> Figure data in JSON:
_ _ _

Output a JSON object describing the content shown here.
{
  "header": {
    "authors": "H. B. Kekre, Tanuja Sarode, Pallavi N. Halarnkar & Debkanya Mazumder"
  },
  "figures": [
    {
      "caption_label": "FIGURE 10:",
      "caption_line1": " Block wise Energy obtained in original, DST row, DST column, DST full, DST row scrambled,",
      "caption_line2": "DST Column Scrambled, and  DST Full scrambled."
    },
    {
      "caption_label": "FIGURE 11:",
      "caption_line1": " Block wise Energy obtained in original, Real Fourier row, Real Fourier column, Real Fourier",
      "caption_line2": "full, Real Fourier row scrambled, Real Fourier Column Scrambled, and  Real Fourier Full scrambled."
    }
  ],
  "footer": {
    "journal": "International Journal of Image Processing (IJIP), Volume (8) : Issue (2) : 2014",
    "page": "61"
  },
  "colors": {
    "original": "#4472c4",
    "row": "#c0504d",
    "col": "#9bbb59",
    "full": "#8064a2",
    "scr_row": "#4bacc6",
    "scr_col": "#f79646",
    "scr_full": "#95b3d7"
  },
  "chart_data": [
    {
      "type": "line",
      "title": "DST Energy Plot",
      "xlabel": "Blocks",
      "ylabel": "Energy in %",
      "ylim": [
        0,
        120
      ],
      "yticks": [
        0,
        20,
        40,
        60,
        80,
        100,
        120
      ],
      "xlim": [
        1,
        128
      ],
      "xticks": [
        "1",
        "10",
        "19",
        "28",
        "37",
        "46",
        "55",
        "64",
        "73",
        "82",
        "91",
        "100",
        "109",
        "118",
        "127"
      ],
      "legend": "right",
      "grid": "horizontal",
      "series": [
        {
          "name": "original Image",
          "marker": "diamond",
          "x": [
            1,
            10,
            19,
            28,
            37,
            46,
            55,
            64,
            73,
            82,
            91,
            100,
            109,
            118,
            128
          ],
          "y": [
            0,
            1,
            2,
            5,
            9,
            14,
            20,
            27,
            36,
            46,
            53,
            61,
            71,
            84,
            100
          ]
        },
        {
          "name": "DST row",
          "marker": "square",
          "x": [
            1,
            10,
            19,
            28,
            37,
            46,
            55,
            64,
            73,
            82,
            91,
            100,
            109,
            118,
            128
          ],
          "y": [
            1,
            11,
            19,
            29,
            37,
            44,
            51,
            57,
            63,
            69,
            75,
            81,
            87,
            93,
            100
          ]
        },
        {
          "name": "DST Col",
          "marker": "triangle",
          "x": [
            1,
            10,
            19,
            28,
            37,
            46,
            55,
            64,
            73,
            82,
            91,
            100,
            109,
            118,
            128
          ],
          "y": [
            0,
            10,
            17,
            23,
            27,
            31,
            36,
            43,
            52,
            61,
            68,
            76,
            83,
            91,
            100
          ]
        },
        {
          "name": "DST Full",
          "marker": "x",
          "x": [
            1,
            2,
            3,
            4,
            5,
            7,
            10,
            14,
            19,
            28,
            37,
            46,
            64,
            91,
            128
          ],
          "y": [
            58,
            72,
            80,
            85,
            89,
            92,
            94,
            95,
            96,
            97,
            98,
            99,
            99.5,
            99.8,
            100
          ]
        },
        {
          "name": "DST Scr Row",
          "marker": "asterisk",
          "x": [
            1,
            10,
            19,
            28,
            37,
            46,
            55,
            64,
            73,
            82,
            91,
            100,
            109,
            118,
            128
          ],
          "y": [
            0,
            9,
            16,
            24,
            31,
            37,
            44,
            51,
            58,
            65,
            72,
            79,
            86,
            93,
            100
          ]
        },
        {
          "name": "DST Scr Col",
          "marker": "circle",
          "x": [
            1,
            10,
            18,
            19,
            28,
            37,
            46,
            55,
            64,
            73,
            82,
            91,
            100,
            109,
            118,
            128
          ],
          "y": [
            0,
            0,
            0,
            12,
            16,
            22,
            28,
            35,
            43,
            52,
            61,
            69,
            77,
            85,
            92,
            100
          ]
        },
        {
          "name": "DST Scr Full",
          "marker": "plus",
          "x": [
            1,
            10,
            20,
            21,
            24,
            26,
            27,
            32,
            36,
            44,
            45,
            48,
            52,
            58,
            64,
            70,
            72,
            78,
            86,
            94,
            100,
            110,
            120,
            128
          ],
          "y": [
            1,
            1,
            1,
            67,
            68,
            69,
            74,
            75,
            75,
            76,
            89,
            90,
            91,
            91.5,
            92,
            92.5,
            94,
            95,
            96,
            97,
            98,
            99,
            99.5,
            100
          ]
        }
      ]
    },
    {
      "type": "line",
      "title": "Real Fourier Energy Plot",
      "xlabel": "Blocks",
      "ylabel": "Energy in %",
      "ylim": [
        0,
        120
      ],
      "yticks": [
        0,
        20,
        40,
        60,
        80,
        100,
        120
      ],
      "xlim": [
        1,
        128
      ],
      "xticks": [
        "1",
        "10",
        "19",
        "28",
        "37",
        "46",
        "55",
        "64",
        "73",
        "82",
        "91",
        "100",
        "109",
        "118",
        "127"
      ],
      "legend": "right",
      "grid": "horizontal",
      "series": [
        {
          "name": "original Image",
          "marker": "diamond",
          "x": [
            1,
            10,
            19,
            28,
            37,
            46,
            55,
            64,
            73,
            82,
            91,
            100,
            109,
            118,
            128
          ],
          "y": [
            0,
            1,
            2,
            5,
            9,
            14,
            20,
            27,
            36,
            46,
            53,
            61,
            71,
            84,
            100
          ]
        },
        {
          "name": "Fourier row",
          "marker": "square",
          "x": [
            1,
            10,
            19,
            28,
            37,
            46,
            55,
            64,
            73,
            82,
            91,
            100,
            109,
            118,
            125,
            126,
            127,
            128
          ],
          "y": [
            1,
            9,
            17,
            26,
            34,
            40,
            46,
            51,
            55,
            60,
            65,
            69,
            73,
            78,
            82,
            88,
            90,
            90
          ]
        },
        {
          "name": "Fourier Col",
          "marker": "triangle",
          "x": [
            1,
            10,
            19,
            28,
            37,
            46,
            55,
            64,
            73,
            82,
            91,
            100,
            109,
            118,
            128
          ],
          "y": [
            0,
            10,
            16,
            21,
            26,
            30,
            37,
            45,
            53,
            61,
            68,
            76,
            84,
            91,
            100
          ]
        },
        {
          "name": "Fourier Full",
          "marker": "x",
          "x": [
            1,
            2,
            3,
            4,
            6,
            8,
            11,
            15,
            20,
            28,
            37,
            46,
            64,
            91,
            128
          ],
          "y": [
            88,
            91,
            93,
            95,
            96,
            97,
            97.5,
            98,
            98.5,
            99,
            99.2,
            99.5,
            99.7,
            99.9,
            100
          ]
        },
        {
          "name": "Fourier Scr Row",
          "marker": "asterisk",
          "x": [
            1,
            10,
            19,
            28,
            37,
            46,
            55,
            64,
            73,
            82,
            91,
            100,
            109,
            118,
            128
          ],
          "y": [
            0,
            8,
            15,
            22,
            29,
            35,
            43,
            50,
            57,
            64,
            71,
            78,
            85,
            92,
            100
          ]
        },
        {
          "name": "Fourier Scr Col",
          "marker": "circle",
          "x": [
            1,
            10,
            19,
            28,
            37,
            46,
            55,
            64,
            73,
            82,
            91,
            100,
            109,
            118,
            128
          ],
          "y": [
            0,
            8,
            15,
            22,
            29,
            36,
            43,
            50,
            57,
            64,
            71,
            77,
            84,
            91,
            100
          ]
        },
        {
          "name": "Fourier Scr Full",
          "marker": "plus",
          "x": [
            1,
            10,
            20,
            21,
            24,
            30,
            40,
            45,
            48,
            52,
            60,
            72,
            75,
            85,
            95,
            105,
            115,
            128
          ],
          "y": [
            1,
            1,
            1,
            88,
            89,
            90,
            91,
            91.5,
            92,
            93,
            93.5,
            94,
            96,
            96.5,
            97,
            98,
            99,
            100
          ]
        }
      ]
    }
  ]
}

_ _ _

> TASK REQUIREMENTS:
Nothing should be left out: repeat all of the data exactly.

> OUTPUT OF THE EXERCISE:
Output a JSON object describing the content shown here.
{
  "header": {
    "authors": "H. B. Kekre, Tanuja Sarode, Pallavi N. Halarnkar & Debkanya Mazumder"
  },
  "figures": [
    {
      "caption_label": "FIGURE 10:",
      "caption_line1": " Block wise Energy obtained in original, DST row, DST column, DST full, DST row scrambled,",
      "caption_line2": "DST Column Scrambled, and  DST Full scrambled."
    },
    {
      "caption_label": "FIGURE 11:",
      "caption_line1": " Block wise Energy obtained in original, Real Fourier row, Real Fourier column, Real Fourier",
      "caption_line2": "full, Real Fourier row scrambled, Real Fourier Column Scrambled, and  Real Fourier Full scrambled."
    }
  ],
  "footer": {
    "journal": "International Journal of Image Processing (IJIP), Volume (8) : Issue (2) : 2014",
    "page": "61"
  },
  "colors": {
    "original": "#4472c4",
    "row": "#c0504d",
    "col": "#9bbb59",
    "full": "#8064a2",
    "scr_row": "#4bacc6",
    "scr_col": "#f79646",
    "scr_full": "#95b3d7"
  },
  "chart_data": [
    {
      "type": "line",
      "title": "DST Energy Plot",
      "xlabel": "Blocks",
      "ylabel": "Energy in %",
      "ylim": [
        0,
        120
      ],
      "yticks": [
        0,
        20,
        40,
        60,
        80,
        100,
        120
      ],
      "xlim": [
        1,
        128
      ],
      "xticks": [
        "1",
        "10",
        "19",
        "28",
        "37",
        "46",
        "55",
        "64",
        "73",
        "82",
        "91",
        "100",
        "109",
        "118",
        "127"
      ],
      "legend": "right",
      "grid": "horizontal",
      "series": [
        {
          "name": "original Image",
          "marker": "diamond",
          "x": [
            1,
            10,
            19,
            28,
            37,
            46,
            55,
            64,
            73,
            82,
            91,
            100,
            109,
            118,
            128
          ],
          "y": [
            0,
            1,
            2,
            5,
            9,
            14,
            20,
            27,
            36,
            46,
            53,
            61,
            71,
            84,
            100
          ]
        },
        {
          "name": "DST row",
          "marker": "square",
          "x": [
            1,
            10,
            19,
            28,
            37,
            46,
            55,
            64,
            73,
            82,
            91,
            100,
            109,
            118,
            128
          ],
          "y": [
            1,
            11,
            19,
            29,
            37,
            44,
            51,
            57,
            63,
            69,
            75,
            81,
            87,
            93,
            100
          ]
        },
        {
          "name": "DST Col",
          "marker": "triangle",
          "x": [
            1,
            10,
            19,
            28,
            37,
            46,
            55,
            64,
            73,
            82,
            91,
            100,
            109,
            118,
            128
          ],
          "y": [
            0,
            10,
            17,
            23,
            27,
            31,
            36,
            43,
            52,
            61,
            68,
            76,
            83,
            91,
            100
          ]
        },
        {
          "name": "DST Full",
          "marker": "x",
          "x": [
            1,
            2,
            3,
            4,
            5,
            7,
            10,
            14,
            19,
            28,
            37,
            46,
            64,
            91,
            128
          ],
          "y": [
            58,
            72,
            80,
            85,
            89,
            92,
            94,
            95,
            96,
            97,
            98,
            99,
            99.5,
            99.8,
            100
          ]
        },
        {
          "name": "DST Scr Row",
          "marker": "asterisk",
          "x": [
            1,
            10,
            19,
            28,
            37,
            46,
            55,
            64,
            73,
            82,
            91,
            100,
            109,
            118,
            128
          ],
          "y": [
            0,
            9,
            16,
            24,
            31,
            37,
            44,
            51,
            58,
            65,
            72,
            79,
            86,
            93,
            100
          ]
        },
        {
          "name": "DST Scr Col",
          "marker": "circle",
          "x": [
            1,
            10,
            18,
            19,
            28,
            37,
            46,
            55,
            64,
            73,
            82,
            91,
            100,
            109,
            118,
            128
          ],
          "y": [
            0,
            0,
            0,
            12,
            16,
            22,
            28,
            35,
            43,
            52,
            61,
            69,
            77,
            85,
            92,
            100
          ]
        },
        {
          "name": "DST Scr Full",
          "marker": "plus",
          "x": [
            1,
            10,
            20,
            21,
            24,
            26,
            27,
            32,
            36,
            44,
            45,
            48,
            52,
            58,
            64,
            70,
            72,
            78,
            86,
            94,
            100,
            110,
            120,
            128
          ],
          "y": [
            1,
            1,
            1,
            67,
            68,
            69,
            74,
            75,
            75,
            76,
            89,
            90,
            91,
            91.5,
            92,
            92.5,
            94,
            95,
            96,
            97,
            98,
            99,
            99.5,
            100
          ]
        }
      ]
    },
    {
      "type": "line",
      "title": "Real Fourier Energy Plot",
      "xlabel": "Blocks",
      "ylabel": "Energy in %",
      "ylim": [
        0,
        120
      ],
      "yticks": [
        0,
        20,
        40,
        60,
        80,
        100,
        120
      ],
      "xlim": [
        1,
        128
      ],
      "xticks": [
        "1",
        "10",
        "19",
        "28",
        "37",
        "46",
        "55",
        "64",
        "73",
        "82",
        "91",
        "100",
        "109",
        "118",
        "127"
      ],
      "legend": "right",
      "grid": "horizontal",
      "series": [
        {
          "name": "original Image",
          "marker": "diamond",
          "x": [
            1,
            10,
            19,
            28,
            37,
            46,
            55,
            64,
            73,
            82,
            91,
            100,
            109,
            118,
            128
          ],
          "y": [
            0,
            1,
            2,
            5,
            9,
            14,
            20,
            27,
            36,
            46,
            53,
            61,
            71,
            84,
            100
          ]
        },
        {
          "name": "Fourier row",
          "marker": "square",
          "x": [
            1,
            10,
            19,
            28,
            37,
            46,
            55,
            64,
            73,
            82,
            91,
            100,
            109,
            118,
            125,
            126,
            127,
            128
          ],
          "y": [
            1,
            9,
            17,
            26,
            34,
            40,
            46,
            51,
            55,
            60,
            65,
            69,
            73,
            78,
            82,
            88,
            90,
            90
          ]
        },
        {
          "name": "Fourier Col",
          "marker": "triangle",
          "x": [
            1,
            10,
            19,
            28,
            37,
            46,
            55,
            64,
            73,
            82,
            91,
            100,
            109,
            118,
            128
          ],
          "y": [
            0,
            10,
            16,
            21,
            26,
            30,
            37,
            45,
            53,
            61,
            68,
            76,
            84,
            91,
            100
          ]
        },
        {
          "name": "Fourier Full",
          "marker": "x",
          "x": [
            1,
            2,
            3,
            4,
            6,
            8,
            11,
            15,
            20,
            28,
            37,
            46,
            64,
            91,
            128
          ],
          "y": [
            88,
            91,
            93,
            95,
            96,
            97,
            97.5,
            98,
            98.5,
            99,
            99.2,
            99.5,
            99.7,
            99.9,
            100
          ]
        },
        {
          "name": "Fourier Scr Row",
          "marker": "asterisk",
          "x": [
            1,
            10,
            19,
            28,
            37,
            46,
            55,
            64,
            73,
            82,
            91,
            100,
            109,
            118,
            128
          ],
          "y": [
            0,
            8,
            15,
            22,
            29,
            35,
            43,
            50,
            57,
            64,
            71,
            78,
            85,
            92,
            100
          ]
        },
        {
          "name": "Fourier Scr Col",
          "marker": "circle",
          "x": [
            1,
            10,
            19,
            28,
            37,
            46,
            55,
            64,
            73,
            82,
            91,
            100,
            109,
            118,
            128
          ],
          "y": [
            0,
            8,
            15,
            22,
            29,
            36,
            43,
            50,
            57,
            64,
            71,
            77,
            84,
            91,
            100
          ]
        },
        {
          "name": "Fourier Scr Full",
          "marker": "plus",
          "x": [
            1,
            10,
            20,
            21,
            24,
            30,
            40,
            45,
            48,
            52,
            60,
            72,
            75,
            85,
            95,
            105,
            115,
            128
          ],
          "y": [
            1,
            1,
            1,
            88,
            89,
            90,
            91,
            91.5,
            92,
            93,
            93.5,
            94,
            96,
            96.5,
            97,
            98,
            99,
            100
          ]
        }
      ]
    }
  ]
}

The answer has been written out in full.